**Working data**.
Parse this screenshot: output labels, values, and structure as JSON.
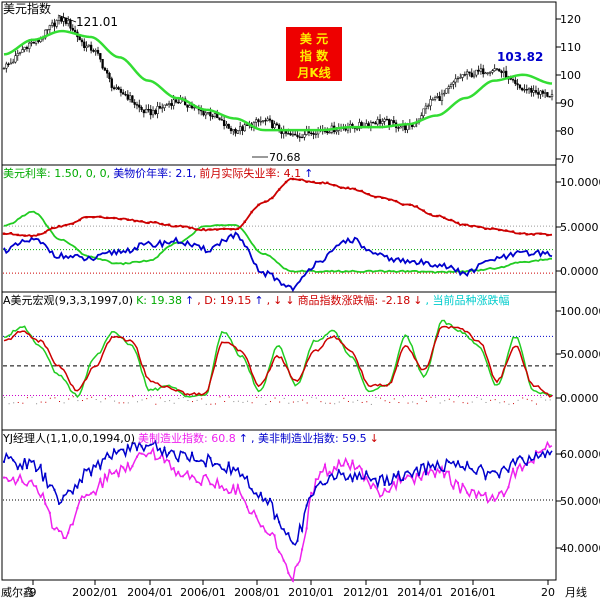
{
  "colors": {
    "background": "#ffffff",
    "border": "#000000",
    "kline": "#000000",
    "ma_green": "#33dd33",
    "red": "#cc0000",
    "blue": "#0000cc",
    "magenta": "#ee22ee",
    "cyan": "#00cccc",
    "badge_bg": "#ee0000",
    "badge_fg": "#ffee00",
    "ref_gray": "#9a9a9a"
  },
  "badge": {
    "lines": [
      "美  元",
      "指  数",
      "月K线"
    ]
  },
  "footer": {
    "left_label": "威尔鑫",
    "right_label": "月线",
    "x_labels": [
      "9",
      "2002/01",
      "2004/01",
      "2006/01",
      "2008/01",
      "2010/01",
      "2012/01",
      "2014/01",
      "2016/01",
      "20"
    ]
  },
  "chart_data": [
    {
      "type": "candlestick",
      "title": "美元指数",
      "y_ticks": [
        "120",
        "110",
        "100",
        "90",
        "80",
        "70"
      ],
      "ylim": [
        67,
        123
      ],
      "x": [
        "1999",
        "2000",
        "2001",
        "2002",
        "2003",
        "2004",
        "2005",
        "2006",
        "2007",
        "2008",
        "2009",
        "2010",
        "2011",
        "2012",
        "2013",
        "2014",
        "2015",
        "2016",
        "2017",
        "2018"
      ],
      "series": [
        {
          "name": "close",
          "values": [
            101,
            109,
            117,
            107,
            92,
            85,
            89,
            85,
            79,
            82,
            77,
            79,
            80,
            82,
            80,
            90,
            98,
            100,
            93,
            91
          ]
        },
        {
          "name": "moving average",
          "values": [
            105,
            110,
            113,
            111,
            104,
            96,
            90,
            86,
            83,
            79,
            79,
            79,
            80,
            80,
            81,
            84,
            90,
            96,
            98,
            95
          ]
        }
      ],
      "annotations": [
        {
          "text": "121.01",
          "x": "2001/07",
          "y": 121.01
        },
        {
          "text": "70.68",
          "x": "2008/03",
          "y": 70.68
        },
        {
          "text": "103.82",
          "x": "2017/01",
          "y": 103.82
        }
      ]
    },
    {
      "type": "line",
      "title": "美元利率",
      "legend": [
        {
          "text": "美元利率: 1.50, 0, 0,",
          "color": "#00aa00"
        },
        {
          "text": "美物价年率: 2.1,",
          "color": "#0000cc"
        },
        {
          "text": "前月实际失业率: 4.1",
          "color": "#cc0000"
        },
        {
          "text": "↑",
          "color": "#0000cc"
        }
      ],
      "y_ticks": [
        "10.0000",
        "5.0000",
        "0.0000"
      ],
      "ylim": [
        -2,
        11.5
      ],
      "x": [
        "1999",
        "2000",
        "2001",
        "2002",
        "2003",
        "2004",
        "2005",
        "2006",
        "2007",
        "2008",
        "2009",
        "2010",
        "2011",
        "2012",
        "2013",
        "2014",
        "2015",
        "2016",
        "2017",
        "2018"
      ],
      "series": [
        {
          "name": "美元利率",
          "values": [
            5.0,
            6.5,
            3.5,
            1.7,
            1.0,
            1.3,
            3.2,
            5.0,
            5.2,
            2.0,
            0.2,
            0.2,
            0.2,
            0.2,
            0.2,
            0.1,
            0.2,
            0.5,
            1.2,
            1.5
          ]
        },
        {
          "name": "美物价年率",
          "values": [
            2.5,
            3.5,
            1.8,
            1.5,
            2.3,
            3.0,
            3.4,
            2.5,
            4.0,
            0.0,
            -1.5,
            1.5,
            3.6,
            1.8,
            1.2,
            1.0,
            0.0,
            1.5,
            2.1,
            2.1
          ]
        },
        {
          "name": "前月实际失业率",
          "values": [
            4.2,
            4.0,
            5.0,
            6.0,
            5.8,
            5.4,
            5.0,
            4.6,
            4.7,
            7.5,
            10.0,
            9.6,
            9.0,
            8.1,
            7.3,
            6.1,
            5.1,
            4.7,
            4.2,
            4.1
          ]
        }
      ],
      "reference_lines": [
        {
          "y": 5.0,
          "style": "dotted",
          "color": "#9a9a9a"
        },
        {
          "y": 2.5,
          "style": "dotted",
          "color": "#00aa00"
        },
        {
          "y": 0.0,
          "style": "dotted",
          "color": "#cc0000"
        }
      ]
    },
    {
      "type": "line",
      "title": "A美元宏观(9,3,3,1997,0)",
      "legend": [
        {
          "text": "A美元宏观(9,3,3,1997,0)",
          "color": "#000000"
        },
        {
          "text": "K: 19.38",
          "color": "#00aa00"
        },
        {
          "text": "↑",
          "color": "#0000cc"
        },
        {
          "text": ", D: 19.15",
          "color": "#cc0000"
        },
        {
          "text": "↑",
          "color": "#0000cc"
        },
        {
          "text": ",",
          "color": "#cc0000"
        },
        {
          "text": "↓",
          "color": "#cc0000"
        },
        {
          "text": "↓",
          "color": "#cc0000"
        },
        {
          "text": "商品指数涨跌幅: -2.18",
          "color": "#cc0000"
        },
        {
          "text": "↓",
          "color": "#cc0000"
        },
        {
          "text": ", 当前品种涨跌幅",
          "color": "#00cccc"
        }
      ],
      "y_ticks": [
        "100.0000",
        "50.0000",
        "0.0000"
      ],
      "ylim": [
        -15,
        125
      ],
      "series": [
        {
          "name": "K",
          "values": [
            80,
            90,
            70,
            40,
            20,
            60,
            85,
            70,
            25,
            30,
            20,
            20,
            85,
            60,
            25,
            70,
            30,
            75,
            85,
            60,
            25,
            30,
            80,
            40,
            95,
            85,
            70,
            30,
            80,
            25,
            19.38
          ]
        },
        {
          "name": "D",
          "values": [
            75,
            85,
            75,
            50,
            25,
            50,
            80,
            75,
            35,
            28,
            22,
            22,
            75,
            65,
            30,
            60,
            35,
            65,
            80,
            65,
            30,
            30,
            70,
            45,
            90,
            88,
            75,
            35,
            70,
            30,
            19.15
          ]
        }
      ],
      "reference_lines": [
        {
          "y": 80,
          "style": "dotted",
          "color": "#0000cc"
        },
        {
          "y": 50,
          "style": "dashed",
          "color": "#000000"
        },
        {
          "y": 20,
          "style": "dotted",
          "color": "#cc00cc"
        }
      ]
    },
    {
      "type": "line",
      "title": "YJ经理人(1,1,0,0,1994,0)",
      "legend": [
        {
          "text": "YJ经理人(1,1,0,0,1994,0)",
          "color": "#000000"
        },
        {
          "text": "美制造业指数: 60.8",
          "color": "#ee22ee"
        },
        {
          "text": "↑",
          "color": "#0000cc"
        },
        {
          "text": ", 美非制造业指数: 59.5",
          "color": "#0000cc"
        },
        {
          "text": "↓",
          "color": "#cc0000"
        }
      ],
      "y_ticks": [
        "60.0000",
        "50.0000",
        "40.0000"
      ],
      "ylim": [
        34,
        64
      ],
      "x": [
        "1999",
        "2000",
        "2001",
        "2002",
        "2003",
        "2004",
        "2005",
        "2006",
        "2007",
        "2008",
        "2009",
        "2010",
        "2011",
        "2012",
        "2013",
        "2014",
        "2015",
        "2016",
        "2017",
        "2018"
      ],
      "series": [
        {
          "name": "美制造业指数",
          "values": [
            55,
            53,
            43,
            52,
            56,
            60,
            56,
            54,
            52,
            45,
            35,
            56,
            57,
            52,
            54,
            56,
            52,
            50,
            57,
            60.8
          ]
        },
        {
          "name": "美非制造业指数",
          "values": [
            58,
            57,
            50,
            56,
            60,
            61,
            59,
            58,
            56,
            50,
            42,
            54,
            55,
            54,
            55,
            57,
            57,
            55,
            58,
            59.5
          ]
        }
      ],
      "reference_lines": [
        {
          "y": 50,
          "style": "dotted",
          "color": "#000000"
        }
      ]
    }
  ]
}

**Written instruction**.
Quote every entry exactly, with the pictures omitted.

**Final answer**.
Parse this screenshot: output labels, values, and structure as JSON.
{
  "colors": {
    "background": "#ffffff",
    "border": "#000000",
    "kline": "#000000",
    "ma_green": "#33dd33",
    "red": "#cc0000",
    "blue": "#0000cc",
    "magenta": "#ee22ee",
    "cyan": "#00cccc",
    "badge_bg": "#ee0000",
    "badge_fg": "#ffee00",
    "ref_gray": "#9a9a9a"
  },
  "badge": {
    "lines": [
      "美  元",
      "指  数",
      "月K线"
    ]
  },
  "footer": {
    "left_label": "威尔鑫",
    "right_label": "月线",
    "x_labels": [
      "9",
      "2002/01",
      "2004/01",
      "2006/01",
      "2008/01",
      "2010/01",
      "2012/01",
      "2014/01",
      "2016/01",
      "20"
    ]
  },
  "chart_data": [
    {
      "type": "candlestick",
      "title": "美元指数",
      "y_ticks": [
        "120",
        "110",
        "100",
        "90",
        "80",
        "70"
      ],
      "ylim": [
        67,
        123
      ],
      "x": [
        "1999",
        "2000",
        "2001",
        "2002",
        "2003",
        "2004",
        "2005",
        "2006",
        "2007",
        "2008",
        "2009",
        "2010",
        "2011",
        "2012",
        "2013",
        "2014",
        "2015",
        "2016",
        "2017",
        "2018"
      ],
      "series": [
        {
          "name": "close",
          "values": [
            101,
            109,
            117,
            107,
            92,
            85,
            89,
            85,
            79,
            82,
            77,
            79,
            80,
            82,
            80,
            90,
            98,
            100,
            93,
            91
          ]
        },
        {
          "name": "moving average",
          "values": [
            105,
            110,
            113,
            111,
            104,
            96,
            90,
            86,
            83,
            79,
            79,
            79,
            80,
            80,
            81,
            84,
            90,
            96,
            98,
            95
          ]
        }
      ],
      "annotations": [
        {
          "text": "121.01",
          "x": "2001/07",
          "y": 121.01
        },
        {
          "text": "70.68",
          "x": "2008/03",
          "y": 70.68
        },
        {
          "text": "103.82",
          "x": "2017/01",
          "y": 103.82
        }
      ]
    },
    {
      "type": "line",
      "title": "美元利率",
      "legend": [
        {
          "text": "美元利率: 1.50, 0, 0,",
          "color": "#00aa00"
        },
        {
          "text": "美物价年率: 2.1,",
          "color": "#0000cc"
        },
        {
          "text": "前月实际失业率: 4.1",
          "color": "#cc0000"
        },
        {
          "text": "↑",
          "color": "#0000cc"
        }
      ],
      "y_ticks": [
        "10.0000",
        "5.0000",
        "0.0000"
      ],
      "ylim": [
        -2,
        11.5
      ],
      "x": [
        "1999",
        "2000",
        "2001",
        "2002",
        "2003",
        "2004",
        "2005",
        "2006",
        "2007",
        "2008",
        "2009",
        "2010",
        "2011",
        "2012",
        "2013",
        "2014",
        "2015",
        "2016",
        "2017",
        "2018"
      ],
      "series": [
        {
          "name": "美元利率",
          "values": [
            5.0,
            6.5,
            3.5,
            1.7,
            1.0,
            1.3,
            3.2,
            5.0,
            5.2,
            2.0,
            0.2,
            0.2,
            0.2,
            0.2,
            0.2,
            0.1,
            0.2,
            0.5,
            1.2,
            1.5
          ]
        },
        {
          "name": "美物价年率",
          "values": [
            2.5,
            3.5,
            1.8,
            1.5,
            2.3,
            3.0,
            3.4,
            2.5,
            4.0,
            0.0,
            -1.5,
            1.5,
            3.6,
            1.8,
            1.2,
            1.0,
            0.0,
            1.5,
            2.1,
            2.1
          ]
        },
        {
          "name": "前月实际失业率",
          "values": [
            4.2,
            4.0,
            5.0,
            6.0,
            5.8,
            5.4,
            5.0,
            4.6,
            4.7,
            7.5,
            10.0,
            9.6,
            9.0,
            8.1,
            7.3,
            6.1,
            5.1,
            4.7,
            4.2,
            4.1
          ]
        }
      ],
      "reference_lines": [
        {
          "y": 5.0,
          "style": "dotted",
          "color": "#9a9a9a"
        },
        {
          "y": 2.5,
          "style": "dotted",
          "color": "#00aa00"
        },
        {
          "y": 0.0,
          "style": "dotted",
          "color": "#cc0000"
        }
      ]
    },
    {
      "type": "line",
      "title": "A美元宏观(9,3,3,1997,0)",
      "legend": [
        {
          "text": "A美元宏观(9,3,3,1997,0)",
          "color": "#000000"
        },
        {
          "text": "K: 19.38",
          "color": "#00aa00"
        },
        {
          "text": "↑",
          "color": "#0000cc"
        },
        {
          "text": ", D: 19.15",
          "color": "#cc0000"
        },
        {
          "text": "↑",
          "color": "#0000cc"
        },
        {
          "text": ",",
          "color": "#cc0000"
        },
        {
          "text": "↓",
          "color": "#cc0000"
        },
        {
          "text": "↓",
          "color": "#cc0000"
        },
        {
          "text": "商品指数涨跌幅: -2.18",
          "color": "#cc0000"
        },
        {
          "text": "↓",
          "color": "#cc0000"
        },
        {
          "text": ", 当前品种涨跌幅",
          "color": "#00cccc"
        }
      ],
      "y_ticks": [
        "100.0000",
        "50.0000",
        "0.0000"
      ],
      "ylim": [
        -15,
        125
      ],
      "series": [
        {
          "name": "K",
          "values": [
            80,
            90,
            70,
            40,
            20,
            60,
            85,
            70,
            25,
            30,
            20,
            20,
            85,
            60,
            25,
            70,
            30,
            75,
            85,
            60,
            25,
            30,
            80,
            40,
            95,
            85,
            70,
            30,
            80,
            25,
            19.38
          ]
        },
        {
          "name": "D",
          "values": [
            75,
            85,
            75,
            50,
            25,
            50,
            80,
            75,
            35,
            28,
            22,
            22,
            75,
            65,
            30,
            60,
            35,
            65,
            80,
            65,
            30,
            30,
            70,
            45,
            90,
            88,
            75,
            35,
            70,
            30,
            19.15
          ]
        }
      ],
      "reference_lines": [
        {
          "y": 80,
          "style": "dotted",
          "color": "#0000cc"
        },
        {
          "y": 50,
          "style": "dashed",
          "color": "#000000"
        },
        {
          "y": 20,
          "style": "dotted",
          "color": "#cc00cc"
        }
      ]
    },
    {
      "type": "line",
      "title": "YJ经理人(1,1,0,0,1994,0)",
      "legend": [
        {
          "text": "YJ经理人(1,1,0,0,1994,0)",
          "color": "#000000"
        },
        {
          "text": "美制造业指数: 60.8",
          "color": "#ee22ee"
        },
        {
          "text": "↑",
          "color": "#0000cc"
        },
        {
          "text": ", 美非制造业指数: 59.5",
          "color": "#0000cc"
        },
        {
          "text": "↓",
          "color": "#cc0000"
        }
      ],
      "y_ticks": [
        "60.0000",
        "50.0000",
        "40.0000"
      ],
      "ylim": [
        34,
        64
      ],
      "x": [
        "1999",
        "2000",
        "2001",
        "2002",
        "2003",
        "2004",
        "2005",
        "2006",
        "2007",
        "2008",
        "2009",
        "2010",
        "2011",
        "2012",
        "2013",
        "2014",
        "2015",
        "2016",
        "2017",
        "2018"
      ],
      "series": [
        {
          "name": "美制造业指数",
          "values": [
            55,
            53,
            43,
            52,
            56,
            60,
            56,
            54,
            52,
            45,
            35,
            56,
            57,
            52,
            54,
            56,
            52,
            50,
            57,
            60.8
          ]
        },
        {
          "name": "美非制造业指数",
          "values": [
            58,
            57,
            50,
            56,
            60,
            61,
            59,
            58,
            56,
            50,
            42,
            54,
            55,
            54,
            55,
            57,
            57,
            55,
            58,
            59.5
          ]
        }
      ],
      "reference_lines": [
        {
          "y": 50,
          "style": "dotted",
          "color": "#000000"
        }
      ]
    }
  ]
}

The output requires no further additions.